* begin Data for the task *

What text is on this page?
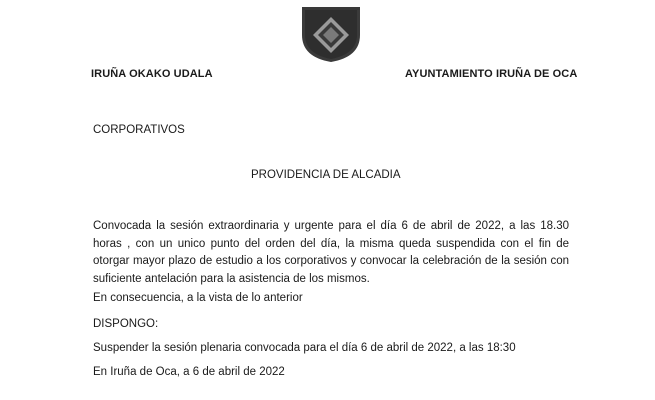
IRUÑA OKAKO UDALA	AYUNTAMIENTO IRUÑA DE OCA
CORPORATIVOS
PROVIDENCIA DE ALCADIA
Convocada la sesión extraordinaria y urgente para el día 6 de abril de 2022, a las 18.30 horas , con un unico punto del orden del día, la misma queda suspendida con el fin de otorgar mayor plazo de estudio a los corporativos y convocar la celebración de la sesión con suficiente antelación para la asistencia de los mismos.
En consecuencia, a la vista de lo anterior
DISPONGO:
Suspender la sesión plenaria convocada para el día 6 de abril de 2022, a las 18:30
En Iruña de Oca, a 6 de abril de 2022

* end Data for the task *
* begin Data for the task *

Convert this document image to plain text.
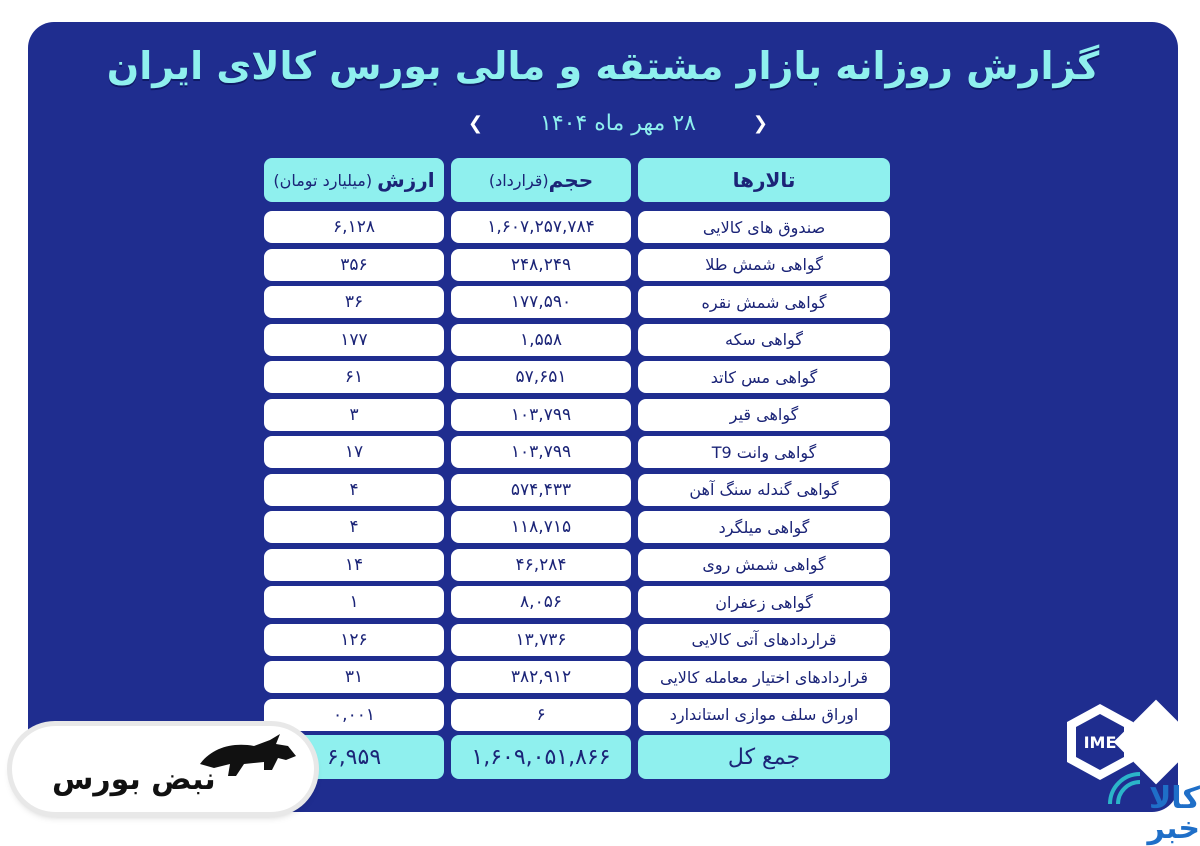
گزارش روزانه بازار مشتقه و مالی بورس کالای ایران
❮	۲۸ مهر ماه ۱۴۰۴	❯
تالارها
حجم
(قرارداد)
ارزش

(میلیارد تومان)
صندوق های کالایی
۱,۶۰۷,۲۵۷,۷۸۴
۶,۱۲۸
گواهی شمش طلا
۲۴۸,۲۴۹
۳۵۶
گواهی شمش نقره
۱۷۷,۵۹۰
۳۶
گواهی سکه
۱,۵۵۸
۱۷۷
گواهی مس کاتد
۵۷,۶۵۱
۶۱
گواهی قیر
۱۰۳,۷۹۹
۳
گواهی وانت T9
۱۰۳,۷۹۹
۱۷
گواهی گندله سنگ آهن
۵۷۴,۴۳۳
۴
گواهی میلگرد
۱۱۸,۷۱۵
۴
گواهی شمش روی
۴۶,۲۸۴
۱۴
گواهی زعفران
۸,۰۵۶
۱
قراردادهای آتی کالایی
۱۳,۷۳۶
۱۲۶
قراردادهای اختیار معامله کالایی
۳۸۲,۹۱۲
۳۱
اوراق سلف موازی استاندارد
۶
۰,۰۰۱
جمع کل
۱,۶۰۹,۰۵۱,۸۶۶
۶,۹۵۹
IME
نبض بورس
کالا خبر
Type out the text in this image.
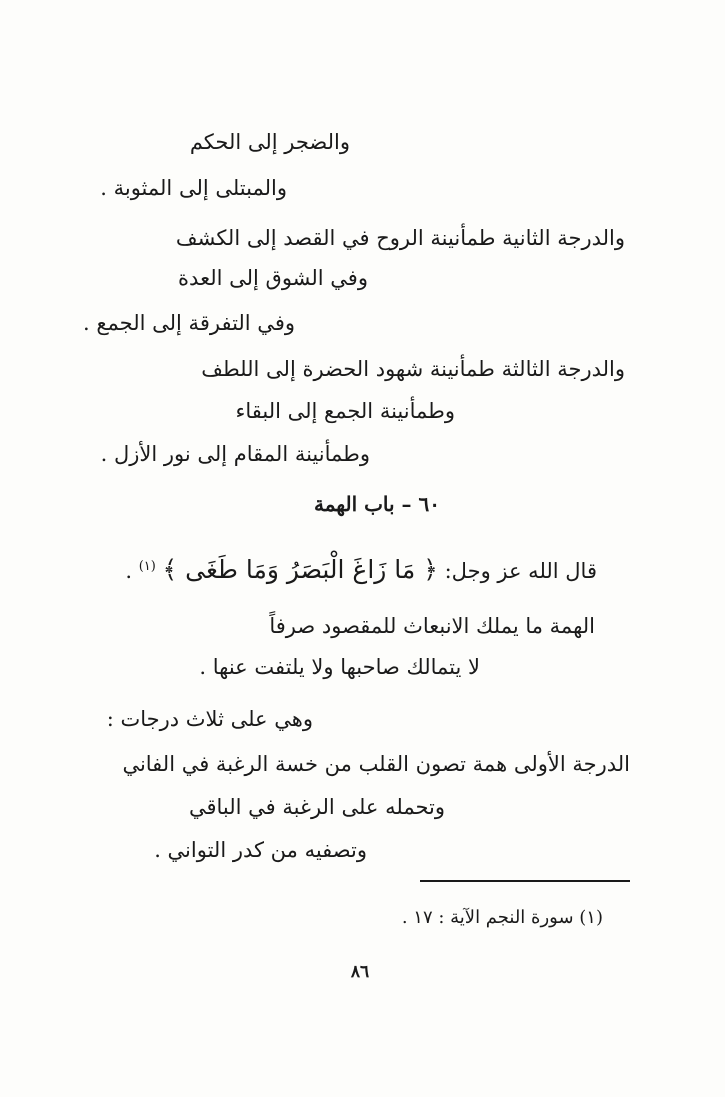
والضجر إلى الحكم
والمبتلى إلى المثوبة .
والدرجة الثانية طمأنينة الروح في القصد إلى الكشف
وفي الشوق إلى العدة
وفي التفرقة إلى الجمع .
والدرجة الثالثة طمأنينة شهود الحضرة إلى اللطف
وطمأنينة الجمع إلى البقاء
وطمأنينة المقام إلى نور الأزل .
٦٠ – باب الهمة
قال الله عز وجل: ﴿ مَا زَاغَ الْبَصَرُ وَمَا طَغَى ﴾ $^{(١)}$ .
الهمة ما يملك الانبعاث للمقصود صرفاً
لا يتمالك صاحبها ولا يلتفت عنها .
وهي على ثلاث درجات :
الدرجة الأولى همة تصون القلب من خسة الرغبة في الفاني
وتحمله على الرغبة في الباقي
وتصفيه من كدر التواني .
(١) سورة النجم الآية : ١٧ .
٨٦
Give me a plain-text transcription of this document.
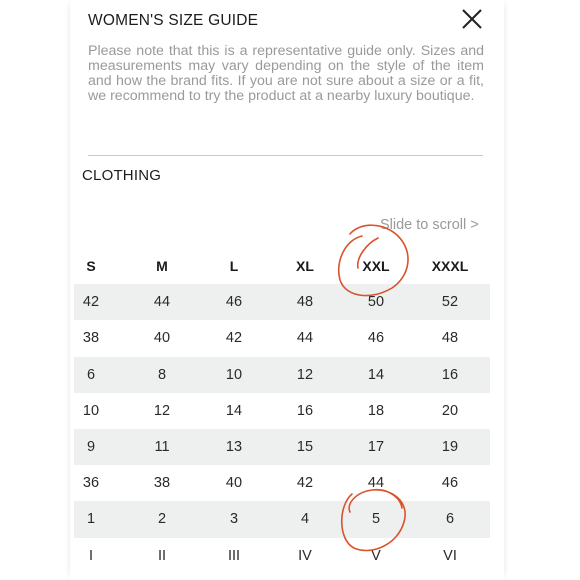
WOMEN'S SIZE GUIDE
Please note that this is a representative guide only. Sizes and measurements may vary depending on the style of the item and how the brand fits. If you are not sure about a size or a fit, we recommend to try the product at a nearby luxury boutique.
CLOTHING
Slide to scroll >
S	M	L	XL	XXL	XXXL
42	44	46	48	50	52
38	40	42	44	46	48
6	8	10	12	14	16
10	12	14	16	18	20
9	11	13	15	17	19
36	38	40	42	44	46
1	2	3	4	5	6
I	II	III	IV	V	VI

* end Data for the task *

-- What is expected --
Find all lines where the word "abril" appears. Copy them.

-- Exercise solution --
Convocada la sesión extraordinaria y urgente para el día 6 de abril de 2022, a las 18.30 horas , con un unico punto del orden del día, la misma queda suspendida con el fin de otorgar mayor plazo de estudio a los corporativos y convocar la celebración de la sesión con suficiente antelación para la asistencia de los mismos.
Suspender la sesión plenaria convocada para el día 6 de abril de 2022, a las 18:30
En Iruña de Oca, a 6 de abril de 2022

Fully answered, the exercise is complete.